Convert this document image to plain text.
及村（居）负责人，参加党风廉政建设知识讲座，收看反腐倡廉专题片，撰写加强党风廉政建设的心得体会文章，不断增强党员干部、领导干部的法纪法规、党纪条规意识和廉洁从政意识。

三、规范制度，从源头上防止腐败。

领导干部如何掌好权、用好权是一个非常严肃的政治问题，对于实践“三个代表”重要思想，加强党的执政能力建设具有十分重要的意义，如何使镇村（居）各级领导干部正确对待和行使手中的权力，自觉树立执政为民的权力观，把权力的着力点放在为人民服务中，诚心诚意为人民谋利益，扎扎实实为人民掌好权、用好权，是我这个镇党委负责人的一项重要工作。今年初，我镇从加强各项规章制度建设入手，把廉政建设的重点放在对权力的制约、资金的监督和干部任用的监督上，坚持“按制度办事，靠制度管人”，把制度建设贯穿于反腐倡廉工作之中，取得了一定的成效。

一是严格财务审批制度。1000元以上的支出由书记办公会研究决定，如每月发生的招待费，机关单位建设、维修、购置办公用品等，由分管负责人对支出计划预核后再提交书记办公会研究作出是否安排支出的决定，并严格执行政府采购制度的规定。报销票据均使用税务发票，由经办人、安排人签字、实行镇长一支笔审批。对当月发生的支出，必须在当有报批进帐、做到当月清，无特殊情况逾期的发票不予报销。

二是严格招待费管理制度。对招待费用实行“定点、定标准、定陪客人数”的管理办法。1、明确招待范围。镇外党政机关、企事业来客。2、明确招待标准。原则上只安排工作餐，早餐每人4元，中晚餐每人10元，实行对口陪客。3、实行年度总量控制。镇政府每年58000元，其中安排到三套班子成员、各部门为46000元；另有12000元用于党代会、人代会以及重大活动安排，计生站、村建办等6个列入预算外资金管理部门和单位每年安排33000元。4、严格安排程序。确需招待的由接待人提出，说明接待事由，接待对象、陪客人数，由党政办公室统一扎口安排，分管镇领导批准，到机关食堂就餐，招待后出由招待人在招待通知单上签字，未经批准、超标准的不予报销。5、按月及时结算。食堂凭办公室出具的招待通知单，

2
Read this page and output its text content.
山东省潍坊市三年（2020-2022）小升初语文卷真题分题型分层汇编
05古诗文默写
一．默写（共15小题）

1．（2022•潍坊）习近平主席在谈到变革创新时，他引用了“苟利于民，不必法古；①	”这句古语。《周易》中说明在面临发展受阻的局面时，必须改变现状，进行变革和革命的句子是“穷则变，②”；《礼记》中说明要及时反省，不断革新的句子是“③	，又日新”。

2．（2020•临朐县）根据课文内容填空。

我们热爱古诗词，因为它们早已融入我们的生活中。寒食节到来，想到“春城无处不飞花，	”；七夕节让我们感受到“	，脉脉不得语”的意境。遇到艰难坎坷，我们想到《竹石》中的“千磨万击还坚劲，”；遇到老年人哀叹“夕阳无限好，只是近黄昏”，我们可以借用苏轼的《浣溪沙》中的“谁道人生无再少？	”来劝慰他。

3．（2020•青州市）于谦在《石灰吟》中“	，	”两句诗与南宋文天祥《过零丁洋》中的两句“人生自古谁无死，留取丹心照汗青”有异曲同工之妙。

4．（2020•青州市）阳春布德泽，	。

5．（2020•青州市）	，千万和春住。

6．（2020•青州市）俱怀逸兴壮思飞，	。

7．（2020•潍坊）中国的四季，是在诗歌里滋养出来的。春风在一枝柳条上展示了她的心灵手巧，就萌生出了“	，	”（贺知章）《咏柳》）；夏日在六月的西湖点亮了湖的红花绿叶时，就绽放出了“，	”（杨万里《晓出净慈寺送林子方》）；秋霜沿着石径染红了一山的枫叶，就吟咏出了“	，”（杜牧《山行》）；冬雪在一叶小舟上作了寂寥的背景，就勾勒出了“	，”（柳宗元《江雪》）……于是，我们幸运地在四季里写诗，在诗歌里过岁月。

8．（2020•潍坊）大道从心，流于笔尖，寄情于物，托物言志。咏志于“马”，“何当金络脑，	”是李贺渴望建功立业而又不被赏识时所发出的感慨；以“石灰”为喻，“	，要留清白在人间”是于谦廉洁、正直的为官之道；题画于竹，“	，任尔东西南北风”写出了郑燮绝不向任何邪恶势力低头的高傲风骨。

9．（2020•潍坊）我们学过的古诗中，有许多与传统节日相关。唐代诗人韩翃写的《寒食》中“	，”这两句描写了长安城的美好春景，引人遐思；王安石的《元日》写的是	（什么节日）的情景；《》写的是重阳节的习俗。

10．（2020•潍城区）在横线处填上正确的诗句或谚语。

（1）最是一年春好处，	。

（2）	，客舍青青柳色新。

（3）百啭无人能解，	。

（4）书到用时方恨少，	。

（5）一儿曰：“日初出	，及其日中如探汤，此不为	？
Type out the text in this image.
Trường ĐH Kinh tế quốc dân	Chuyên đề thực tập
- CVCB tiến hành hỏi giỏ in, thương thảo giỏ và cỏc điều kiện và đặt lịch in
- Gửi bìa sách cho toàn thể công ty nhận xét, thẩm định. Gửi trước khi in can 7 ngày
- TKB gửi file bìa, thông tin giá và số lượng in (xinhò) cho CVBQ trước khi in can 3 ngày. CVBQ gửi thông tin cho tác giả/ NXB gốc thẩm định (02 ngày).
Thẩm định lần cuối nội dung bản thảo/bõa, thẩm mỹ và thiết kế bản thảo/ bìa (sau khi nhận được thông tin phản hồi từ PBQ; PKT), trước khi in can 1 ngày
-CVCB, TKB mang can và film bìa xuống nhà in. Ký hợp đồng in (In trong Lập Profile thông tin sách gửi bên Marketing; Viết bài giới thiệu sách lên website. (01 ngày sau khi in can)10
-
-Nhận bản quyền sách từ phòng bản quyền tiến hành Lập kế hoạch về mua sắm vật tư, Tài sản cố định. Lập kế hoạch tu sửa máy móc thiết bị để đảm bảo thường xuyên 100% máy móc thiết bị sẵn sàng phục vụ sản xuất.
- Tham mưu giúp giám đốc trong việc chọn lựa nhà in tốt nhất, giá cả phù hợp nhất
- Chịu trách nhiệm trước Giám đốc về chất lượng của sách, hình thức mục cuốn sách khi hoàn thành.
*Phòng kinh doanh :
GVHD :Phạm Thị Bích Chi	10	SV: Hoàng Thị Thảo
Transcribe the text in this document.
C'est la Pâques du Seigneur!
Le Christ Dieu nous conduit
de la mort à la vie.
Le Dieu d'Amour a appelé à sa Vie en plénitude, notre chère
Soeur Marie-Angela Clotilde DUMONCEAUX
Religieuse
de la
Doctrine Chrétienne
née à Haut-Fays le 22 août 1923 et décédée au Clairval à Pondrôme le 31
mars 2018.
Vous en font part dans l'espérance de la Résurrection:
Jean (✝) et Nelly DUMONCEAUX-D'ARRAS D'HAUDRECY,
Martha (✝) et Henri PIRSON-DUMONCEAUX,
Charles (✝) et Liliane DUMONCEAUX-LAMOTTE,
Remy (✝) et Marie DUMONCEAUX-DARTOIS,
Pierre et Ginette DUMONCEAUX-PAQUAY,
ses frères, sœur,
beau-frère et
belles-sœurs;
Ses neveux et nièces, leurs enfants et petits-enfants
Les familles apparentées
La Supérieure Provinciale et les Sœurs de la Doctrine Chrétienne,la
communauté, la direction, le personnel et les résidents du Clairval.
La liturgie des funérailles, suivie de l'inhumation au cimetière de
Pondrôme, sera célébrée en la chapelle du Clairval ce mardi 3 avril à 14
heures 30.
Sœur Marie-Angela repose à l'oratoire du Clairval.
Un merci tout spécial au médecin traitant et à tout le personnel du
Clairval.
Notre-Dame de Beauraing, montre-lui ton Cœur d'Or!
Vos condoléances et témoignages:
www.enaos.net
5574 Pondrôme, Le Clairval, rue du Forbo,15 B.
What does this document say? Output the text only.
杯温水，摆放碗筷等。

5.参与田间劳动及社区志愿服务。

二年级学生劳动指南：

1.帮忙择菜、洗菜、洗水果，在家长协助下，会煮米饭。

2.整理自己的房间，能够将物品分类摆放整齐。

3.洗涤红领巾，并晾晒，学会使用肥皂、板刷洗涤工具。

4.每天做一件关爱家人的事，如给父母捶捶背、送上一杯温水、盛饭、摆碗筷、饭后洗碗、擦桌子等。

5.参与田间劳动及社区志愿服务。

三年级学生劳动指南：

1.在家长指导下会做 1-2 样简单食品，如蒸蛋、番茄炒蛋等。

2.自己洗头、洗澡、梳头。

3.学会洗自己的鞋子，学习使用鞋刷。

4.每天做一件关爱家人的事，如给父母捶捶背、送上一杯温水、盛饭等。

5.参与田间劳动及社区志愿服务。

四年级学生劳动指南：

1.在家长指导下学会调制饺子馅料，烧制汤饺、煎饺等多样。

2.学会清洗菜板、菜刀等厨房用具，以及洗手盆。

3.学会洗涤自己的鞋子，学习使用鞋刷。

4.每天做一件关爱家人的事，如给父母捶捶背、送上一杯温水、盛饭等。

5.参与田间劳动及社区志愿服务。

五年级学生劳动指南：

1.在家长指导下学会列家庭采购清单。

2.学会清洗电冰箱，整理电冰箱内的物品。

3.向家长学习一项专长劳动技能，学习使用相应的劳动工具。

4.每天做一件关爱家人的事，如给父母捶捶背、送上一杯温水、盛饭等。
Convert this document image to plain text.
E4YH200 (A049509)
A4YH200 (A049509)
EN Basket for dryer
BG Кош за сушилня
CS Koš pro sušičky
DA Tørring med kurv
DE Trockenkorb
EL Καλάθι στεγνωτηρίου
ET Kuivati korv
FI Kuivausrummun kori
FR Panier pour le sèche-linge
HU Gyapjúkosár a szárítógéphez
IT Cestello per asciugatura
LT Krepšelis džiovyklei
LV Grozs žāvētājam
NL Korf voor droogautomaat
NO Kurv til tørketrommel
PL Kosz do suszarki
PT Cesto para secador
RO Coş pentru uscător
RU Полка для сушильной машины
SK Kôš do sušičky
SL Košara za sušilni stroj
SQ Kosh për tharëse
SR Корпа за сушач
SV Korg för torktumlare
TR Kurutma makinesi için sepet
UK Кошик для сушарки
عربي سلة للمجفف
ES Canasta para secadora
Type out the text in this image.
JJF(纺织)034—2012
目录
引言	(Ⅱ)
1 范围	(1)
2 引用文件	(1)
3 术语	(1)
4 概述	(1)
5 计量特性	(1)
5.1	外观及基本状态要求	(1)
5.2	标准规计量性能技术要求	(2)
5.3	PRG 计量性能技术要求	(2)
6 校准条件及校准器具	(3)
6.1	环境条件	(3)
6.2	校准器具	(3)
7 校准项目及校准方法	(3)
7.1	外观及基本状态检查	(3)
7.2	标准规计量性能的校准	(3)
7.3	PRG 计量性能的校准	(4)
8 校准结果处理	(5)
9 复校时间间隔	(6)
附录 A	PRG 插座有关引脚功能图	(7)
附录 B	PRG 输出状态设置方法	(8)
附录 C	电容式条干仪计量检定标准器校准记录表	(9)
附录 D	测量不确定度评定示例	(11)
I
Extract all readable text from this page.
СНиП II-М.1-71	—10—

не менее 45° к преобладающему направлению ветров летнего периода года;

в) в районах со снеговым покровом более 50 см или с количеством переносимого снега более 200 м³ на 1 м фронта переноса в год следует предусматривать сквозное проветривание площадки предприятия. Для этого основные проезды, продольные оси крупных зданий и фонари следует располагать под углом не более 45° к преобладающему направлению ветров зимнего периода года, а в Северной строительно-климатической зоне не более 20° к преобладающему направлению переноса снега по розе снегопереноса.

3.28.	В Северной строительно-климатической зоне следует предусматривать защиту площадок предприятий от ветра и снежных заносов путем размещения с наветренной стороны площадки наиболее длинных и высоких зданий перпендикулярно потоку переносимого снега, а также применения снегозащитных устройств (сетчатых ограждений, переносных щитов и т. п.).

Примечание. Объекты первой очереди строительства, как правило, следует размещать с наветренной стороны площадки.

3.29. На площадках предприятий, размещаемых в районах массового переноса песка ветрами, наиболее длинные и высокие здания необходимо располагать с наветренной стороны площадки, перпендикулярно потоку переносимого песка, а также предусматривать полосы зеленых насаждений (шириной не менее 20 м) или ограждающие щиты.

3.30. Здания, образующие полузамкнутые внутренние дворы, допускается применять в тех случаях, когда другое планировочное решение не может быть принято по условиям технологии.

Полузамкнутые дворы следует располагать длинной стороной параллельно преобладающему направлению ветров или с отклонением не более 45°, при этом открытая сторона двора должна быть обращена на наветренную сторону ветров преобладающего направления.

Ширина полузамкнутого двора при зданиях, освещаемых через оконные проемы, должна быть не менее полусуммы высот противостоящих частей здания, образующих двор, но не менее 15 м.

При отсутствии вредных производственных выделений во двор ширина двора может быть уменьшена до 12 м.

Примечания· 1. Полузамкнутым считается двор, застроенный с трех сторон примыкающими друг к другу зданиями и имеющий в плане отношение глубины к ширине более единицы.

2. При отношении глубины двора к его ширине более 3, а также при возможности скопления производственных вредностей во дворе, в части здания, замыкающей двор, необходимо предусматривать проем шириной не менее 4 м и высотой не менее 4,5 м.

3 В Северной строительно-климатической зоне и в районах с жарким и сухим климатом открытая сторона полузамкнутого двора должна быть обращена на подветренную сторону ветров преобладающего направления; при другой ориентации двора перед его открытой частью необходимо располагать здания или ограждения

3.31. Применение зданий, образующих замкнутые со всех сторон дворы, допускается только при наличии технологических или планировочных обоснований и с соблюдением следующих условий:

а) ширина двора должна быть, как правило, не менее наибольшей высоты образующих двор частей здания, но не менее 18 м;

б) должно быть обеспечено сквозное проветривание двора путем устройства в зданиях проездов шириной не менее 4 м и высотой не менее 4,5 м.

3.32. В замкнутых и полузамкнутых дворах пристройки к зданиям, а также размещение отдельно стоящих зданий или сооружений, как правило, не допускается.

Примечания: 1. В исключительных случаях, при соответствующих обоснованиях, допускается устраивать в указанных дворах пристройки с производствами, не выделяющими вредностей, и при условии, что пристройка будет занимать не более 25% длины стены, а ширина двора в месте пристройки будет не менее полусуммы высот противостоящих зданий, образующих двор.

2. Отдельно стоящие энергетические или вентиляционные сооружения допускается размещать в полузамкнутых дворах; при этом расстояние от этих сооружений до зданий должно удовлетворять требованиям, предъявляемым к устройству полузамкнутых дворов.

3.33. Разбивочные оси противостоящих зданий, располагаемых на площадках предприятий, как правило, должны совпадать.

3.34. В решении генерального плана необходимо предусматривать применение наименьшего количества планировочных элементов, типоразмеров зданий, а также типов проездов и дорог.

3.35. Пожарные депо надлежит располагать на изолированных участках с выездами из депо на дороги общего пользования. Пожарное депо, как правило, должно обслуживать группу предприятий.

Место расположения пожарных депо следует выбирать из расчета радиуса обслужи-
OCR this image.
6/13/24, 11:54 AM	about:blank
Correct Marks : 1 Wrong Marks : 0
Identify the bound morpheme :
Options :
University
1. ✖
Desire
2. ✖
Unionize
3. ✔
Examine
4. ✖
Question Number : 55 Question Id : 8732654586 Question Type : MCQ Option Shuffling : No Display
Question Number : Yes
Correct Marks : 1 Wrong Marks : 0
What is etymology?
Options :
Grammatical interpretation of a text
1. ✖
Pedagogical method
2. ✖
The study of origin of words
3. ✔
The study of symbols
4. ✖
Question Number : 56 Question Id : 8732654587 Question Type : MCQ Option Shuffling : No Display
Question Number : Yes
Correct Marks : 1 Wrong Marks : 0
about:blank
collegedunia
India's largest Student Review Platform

Your instructions:
Pick out the lines above that hold the string "направления" and show them.

Task answer:
Полузамкнутые дворы следует располагать длинной стороной параллельно преобладающему направлению ветров или с отклонением не более 45°, при этом открытая сторона двора должна быть обращена на наветренную сторону ветров преобладающего направления.
3 В Северной строительно-климатической зоне и в районах с жарким и сухим климатом открытая сторона полузамкнутого двора должна быть обращена на подветренную сторону ветров преобладающего направления; при другой ориентации двора перед его открытой частью необходимо располагать здания или ограждения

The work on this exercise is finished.